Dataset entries
⁂
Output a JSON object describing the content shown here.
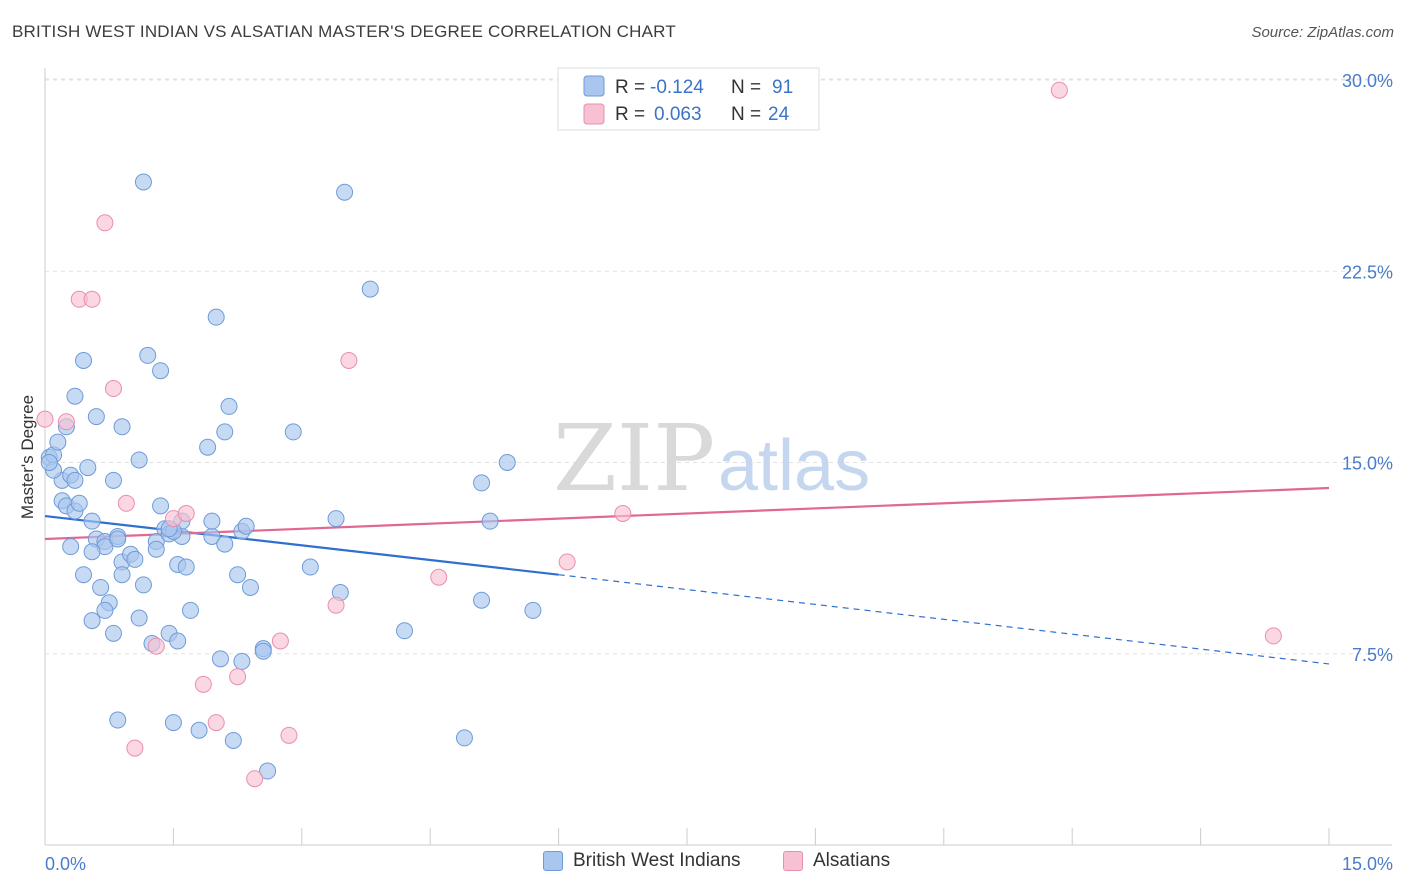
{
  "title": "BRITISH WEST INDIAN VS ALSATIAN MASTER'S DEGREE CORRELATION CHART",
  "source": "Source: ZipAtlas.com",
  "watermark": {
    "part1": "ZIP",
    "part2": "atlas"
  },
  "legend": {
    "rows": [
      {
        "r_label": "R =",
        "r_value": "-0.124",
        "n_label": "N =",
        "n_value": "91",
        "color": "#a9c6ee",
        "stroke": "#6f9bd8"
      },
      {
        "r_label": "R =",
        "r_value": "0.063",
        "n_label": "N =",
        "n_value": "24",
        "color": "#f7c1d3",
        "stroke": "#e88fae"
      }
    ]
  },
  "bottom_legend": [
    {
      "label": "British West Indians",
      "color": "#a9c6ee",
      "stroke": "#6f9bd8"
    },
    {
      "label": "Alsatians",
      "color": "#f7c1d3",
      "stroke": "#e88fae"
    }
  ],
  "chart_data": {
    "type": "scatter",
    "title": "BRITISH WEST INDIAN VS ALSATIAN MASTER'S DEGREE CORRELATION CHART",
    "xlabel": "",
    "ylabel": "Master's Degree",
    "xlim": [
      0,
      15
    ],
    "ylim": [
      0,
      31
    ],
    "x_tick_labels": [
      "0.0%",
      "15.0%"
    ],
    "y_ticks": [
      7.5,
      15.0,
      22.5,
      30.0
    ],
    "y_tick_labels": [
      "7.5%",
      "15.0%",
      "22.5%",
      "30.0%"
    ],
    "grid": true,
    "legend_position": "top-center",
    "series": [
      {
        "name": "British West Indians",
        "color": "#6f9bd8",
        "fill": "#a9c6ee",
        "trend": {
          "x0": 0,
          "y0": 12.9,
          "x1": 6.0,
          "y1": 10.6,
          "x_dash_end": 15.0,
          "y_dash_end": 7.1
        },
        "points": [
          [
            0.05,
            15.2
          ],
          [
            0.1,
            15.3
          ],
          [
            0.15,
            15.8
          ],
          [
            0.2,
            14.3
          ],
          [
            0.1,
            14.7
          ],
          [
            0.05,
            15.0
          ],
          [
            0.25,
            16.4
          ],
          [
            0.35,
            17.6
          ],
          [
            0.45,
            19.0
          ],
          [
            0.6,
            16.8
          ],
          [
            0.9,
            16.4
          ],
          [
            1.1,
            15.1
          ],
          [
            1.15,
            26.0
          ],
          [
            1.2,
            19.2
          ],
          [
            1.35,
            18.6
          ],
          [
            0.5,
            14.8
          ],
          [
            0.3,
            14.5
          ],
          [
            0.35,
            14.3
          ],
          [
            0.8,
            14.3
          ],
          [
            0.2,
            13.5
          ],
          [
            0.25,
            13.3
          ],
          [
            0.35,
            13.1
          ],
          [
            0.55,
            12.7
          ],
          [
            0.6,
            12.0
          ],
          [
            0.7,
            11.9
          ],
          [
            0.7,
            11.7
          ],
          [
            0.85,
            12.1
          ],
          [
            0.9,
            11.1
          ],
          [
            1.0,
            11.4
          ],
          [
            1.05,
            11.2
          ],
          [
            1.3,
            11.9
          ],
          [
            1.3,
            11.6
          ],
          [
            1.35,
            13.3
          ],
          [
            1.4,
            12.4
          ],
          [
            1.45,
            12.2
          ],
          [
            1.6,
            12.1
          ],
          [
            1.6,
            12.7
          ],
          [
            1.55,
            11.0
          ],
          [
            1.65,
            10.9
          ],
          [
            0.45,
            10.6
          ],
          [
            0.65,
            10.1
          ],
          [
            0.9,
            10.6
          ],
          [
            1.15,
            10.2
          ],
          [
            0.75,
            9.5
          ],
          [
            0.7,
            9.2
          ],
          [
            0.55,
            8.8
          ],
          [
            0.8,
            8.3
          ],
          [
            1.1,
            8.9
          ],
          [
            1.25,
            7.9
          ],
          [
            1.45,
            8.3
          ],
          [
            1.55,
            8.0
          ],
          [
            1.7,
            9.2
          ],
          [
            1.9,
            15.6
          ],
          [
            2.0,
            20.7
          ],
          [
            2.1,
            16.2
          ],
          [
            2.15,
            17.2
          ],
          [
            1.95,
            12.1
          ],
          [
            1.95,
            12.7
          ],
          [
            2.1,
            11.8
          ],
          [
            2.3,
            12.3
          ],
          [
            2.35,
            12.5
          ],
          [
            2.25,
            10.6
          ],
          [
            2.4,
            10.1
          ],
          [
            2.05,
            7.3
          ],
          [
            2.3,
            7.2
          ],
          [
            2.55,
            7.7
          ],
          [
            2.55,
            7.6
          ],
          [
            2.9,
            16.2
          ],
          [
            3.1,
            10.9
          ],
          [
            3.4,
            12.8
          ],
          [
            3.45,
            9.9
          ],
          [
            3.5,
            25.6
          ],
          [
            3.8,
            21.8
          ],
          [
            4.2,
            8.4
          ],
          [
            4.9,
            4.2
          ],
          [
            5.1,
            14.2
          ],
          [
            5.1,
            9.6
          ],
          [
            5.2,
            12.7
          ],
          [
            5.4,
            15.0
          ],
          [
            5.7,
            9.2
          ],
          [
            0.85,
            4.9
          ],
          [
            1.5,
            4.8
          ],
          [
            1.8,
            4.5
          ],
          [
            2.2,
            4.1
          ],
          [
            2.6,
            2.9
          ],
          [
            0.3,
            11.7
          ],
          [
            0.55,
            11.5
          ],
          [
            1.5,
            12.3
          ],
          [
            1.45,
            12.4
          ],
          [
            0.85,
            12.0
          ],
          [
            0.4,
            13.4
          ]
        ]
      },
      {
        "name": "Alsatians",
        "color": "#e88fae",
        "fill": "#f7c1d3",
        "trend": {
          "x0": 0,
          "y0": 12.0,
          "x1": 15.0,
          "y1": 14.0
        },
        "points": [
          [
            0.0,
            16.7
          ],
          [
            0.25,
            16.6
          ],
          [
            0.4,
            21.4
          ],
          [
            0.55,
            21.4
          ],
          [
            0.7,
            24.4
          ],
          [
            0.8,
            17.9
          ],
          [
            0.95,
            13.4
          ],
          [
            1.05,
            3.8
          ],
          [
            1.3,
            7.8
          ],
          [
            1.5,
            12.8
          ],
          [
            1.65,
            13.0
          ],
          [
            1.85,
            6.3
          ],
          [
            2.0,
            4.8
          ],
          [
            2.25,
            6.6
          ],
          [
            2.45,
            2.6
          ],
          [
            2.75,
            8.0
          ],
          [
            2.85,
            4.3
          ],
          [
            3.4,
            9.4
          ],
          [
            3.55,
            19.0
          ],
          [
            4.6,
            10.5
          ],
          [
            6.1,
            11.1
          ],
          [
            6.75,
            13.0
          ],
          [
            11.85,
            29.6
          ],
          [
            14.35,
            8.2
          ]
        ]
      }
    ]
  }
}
⁂
Exact duplication of all the records is required; pictures are omitted from the copy.

Result of this task
Output a JSON object describing the content shown here.
{
  "title": "BRITISH WEST INDIAN VS ALSATIAN MASTER'S DEGREE CORRELATION CHART",
  "source": "Source: ZipAtlas.com",
  "watermark": {
    "part1": "ZIP",
    "part2": "atlas"
  },
  "legend": {
    "rows": [
      {
        "r_label": "R =",
        "r_value": "-0.124",
        "n_label": "N =",
        "n_value": "91",
        "color": "#a9c6ee",
        "stroke": "#6f9bd8"
      },
      {
        "r_label": "R =",
        "r_value": "0.063",
        "n_label": "N =",
        "n_value": "24",
        "color": "#f7c1d3",
        "stroke": "#e88fae"
      }
    ]
  },
  "bottom_legend": [
    {
      "label": "British West Indians",
      "color": "#a9c6ee",
      "stroke": "#6f9bd8"
    },
    {
      "label": "Alsatians",
      "color": "#f7c1d3",
      "stroke": "#e88fae"
    }
  ],
  "chart_data": {
    "type": "scatter",
    "title": "BRITISH WEST INDIAN VS ALSATIAN MASTER'S DEGREE CORRELATION CHART",
    "xlabel": "",
    "ylabel": "Master's Degree",
    "xlim": [
      0,
      15
    ],
    "ylim": [
      0,
      31
    ],
    "x_tick_labels": [
      "0.0%",
      "15.0%"
    ],
    "y_ticks": [
      7.5,
      15.0,
      22.5,
      30.0
    ],
    "y_tick_labels": [
      "7.5%",
      "15.0%",
      "22.5%",
      "30.0%"
    ],
    "grid": true,
    "legend_position": "top-center",
    "series": [
      {
        "name": "British West Indians",
        "color": "#6f9bd8",
        "fill": "#a9c6ee",
        "trend": {
          "x0": 0,
          "y0": 12.9,
          "x1": 6.0,
          "y1": 10.6,
          "x_dash_end": 15.0,
          "y_dash_end": 7.1
        },
        "points": [
          [
            0.05,
            15.2
          ],
          [
            0.1,
            15.3
          ],
          [
            0.15,
            15.8
          ],
          [
            0.2,
            14.3
          ],
          [
            0.1,
            14.7
          ],
          [
            0.05,
            15.0
          ],
          [
            0.25,
            16.4
          ],
          [
            0.35,
            17.6
          ],
          [
            0.45,
            19.0
          ],
          [
            0.6,
            16.8
          ],
          [
            0.9,
            16.4
          ],
          [
            1.1,
            15.1
          ],
          [
            1.15,
            26.0
          ],
          [
            1.2,
            19.2
          ],
          [
            1.35,
            18.6
          ],
          [
            0.5,
            14.8
          ],
          [
            0.3,
            14.5
          ],
          [
            0.35,
            14.3
          ],
          [
            0.8,
            14.3
          ],
          [
            0.2,
            13.5
          ],
          [
            0.25,
            13.3
          ],
          [
            0.35,
            13.1
          ],
          [
            0.55,
            12.7
          ],
          [
            0.6,
            12.0
          ],
          [
            0.7,
            11.9
          ],
          [
            0.7,
            11.7
          ],
          [
            0.85,
            12.1
          ],
          [
            0.9,
            11.1
          ],
          [
            1.0,
            11.4
          ],
          [
            1.05,
            11.2
          ],
          [
            1.3,
            11.9
          ],
          [
            1.3,
            11.6
          ],
          [
            1.35,
            13.3
          ],
          [
            1.4,
            12.4
          ],
          [
            1.45,
            12.2
          ],
          [
            1.6,
            12.1
          ],
          [
            1.6,
            12.7
          ],
          [
            1.55,
            11.0
          ],
          [
            1.65,
            10.9
          ],
          [
            0.45,
            10.6
          ],
          [
            0.65,
            10.1
          ],
          [
            0.9,
            10.6
          ],
          [
            1.15,
            10.2
          ],
          [
            0.75,
            9.5
          ],
          [
            0.7,
            9.2
          ],
          [
            0.55,
            8.8
          ],
          [
            0.8,
            8.3
          ],
          [
            1.1,
            8.9
          ],
          [
            1.25,
            7.9
          ],
          [
            1.45,
            8.3
          ],
          [
            1.55,
            8.0
          ],
          [
            1.7,
            9.2
          ],
          [
            1.9,
            15.6
          ],
          [
            2.0,
            20.7
          ],
          [
            2.1,
            16.2
          ],
          [
            2.15,
            17.2
          ],
          [
            1.95,
            12.1
          ],
          [
            1.95,
            12.7
          ],
          [
            2.1,
            11.8
          ],
          [
            2.3,
            12.3
          ],
          [
            2.35,
            12.5
          ],
          [
            2.25,
            10.6
          ],
          [
            2.4,
            10.1
          ],
          [
            2.05,
            7.3
          ],
          [
            2.3,
            7.2
          ],
          [
            2.55,
            7.7
          ],
          [
            2.55,
            7.6
          ],
          [
            2.9,
            16.2
          ],
          [
            3.1,
            10.9
          ],
          [
            3.4,
            12.8
          ],
          [
            3.45,
            9.9
          ],
          [
            3.5,
            25.6
          ],
          [
            3.8,
            21.8
          ],
          [
            4.2,
            8.4
          ],
          [
            4.9,
            4.2
          ],
          [
            5.1,
            14.2
          ],
          [
            5.1,
            9.6
          ],
          [
            5.2,
            12.7
          ],
          [
            5.4,
            15.0
          ],
          [
            5.7,
            9.2
          ],
          [
            0.85,
            4.9
          ],
          [
            1.5,
            4.8
          ],
          [
            1.8,
            4.5
          ],
          [
            2.2,
            4.1
          ],
          [
            2.6,
            2.9
          ],
          [
            0.3,
            11.7
          ],
          [
            0.55,
            11.5
          ],
          [
            1.5,
            12.3
          ],
          [
            1.45,
            12.4
          ],
          [
            0.85,
            12.0
          ],
          [
            0.4,
            13.4
          ]
        ]
      },
      {
        "name": "Alsatians",
        "color": "#e88fae",
        "fill": "#f7c1d3",
        "trend": {
          "x0": 0,
          "y0": 12.0,
          "x1": 15.0,
          "y1": 14.0
        },
        "points": [
          [
            0.0,
            16.7
          ],
          [
            0.25,
            16.6
          ],
          [
            0.4,
            21.4
          ],
          [
            0.55,
            21.4
          ],
          [
            0.7,
            24.4
          ],
          [
            0.8,
            17.9
          ],
          [
            0.95,
            13.4
          ],
          [
            1.05,
            3.8
          ],
          [
            1.3,
            7.8
          ],
          [
            1.5,
            12.8
          ],
          [
            1.65,
            13.0
          ],
          [
            1.85,
            6.3
          ],
          [
            2.0,
            4.8
          ],
          [
            2.25,
            6.6
          ],
          [
            2.45,
            2.6
          ],
          [
            2.75,
            8.0
          ],
          [
            2.85,
            4.3
          ],
          [
            3.4,
            9.4
          ],
          [
            3.55,
            19.0
          ],
          [
            4.6,
            10.5
          ],
          [
            6.1,
            11.1
          ],
          [
            6.75,
            13.0
          ],
          [
            11.85,
            29.6
          ],
          [
            14.35,
            8.2
          ]
        ]
      }
    ]
  }
}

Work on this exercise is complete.